▶ _Short exercise_: Look through the records below, count the lines with the word "flange", and reply with only the number.

▶ _Data for processing_:

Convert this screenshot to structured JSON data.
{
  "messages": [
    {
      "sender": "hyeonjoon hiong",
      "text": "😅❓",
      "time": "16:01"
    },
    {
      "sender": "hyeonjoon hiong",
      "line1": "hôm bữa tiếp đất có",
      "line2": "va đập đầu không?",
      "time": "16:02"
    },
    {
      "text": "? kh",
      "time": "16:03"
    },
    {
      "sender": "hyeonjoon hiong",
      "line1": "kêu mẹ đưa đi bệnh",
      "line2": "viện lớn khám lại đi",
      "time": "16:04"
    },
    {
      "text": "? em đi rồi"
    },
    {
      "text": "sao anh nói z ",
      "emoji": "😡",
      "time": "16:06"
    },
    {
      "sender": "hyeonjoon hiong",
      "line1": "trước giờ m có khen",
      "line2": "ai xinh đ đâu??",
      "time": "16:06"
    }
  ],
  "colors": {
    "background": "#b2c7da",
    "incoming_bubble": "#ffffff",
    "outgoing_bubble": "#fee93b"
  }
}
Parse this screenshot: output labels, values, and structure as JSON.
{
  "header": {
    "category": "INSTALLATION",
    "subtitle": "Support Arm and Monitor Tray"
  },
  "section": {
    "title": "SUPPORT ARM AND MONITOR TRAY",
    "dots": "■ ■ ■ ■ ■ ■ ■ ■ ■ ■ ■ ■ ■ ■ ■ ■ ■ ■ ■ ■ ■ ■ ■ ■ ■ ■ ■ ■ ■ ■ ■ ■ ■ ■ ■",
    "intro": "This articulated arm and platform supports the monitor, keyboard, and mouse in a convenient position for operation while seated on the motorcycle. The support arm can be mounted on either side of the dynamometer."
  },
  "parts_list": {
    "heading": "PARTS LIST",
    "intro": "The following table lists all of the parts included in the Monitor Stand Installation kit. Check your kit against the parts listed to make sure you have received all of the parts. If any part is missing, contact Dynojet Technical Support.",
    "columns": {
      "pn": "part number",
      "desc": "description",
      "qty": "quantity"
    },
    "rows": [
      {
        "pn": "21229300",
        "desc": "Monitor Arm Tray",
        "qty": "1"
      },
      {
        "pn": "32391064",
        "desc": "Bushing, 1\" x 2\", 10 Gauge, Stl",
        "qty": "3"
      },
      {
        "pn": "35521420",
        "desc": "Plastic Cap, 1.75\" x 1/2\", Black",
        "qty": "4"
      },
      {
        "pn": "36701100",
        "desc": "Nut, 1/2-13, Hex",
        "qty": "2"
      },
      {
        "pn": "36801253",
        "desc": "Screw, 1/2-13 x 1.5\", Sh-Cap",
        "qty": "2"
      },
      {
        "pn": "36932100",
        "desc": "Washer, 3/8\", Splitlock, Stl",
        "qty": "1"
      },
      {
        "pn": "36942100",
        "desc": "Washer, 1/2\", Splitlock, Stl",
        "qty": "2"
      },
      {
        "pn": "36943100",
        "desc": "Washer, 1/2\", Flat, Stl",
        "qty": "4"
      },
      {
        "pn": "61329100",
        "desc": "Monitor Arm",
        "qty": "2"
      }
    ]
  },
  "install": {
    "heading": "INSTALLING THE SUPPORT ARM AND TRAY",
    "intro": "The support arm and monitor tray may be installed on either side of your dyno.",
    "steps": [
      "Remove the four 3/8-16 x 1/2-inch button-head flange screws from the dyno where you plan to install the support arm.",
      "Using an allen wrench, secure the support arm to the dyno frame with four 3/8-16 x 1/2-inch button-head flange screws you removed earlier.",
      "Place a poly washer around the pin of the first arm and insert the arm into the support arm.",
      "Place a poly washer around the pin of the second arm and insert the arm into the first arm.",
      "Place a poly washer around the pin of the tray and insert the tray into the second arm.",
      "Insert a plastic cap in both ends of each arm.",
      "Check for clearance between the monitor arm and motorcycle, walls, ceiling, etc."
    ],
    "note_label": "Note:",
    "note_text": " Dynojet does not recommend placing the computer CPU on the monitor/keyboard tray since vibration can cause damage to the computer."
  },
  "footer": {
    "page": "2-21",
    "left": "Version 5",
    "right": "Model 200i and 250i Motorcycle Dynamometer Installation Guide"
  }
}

▶ _Output_: 2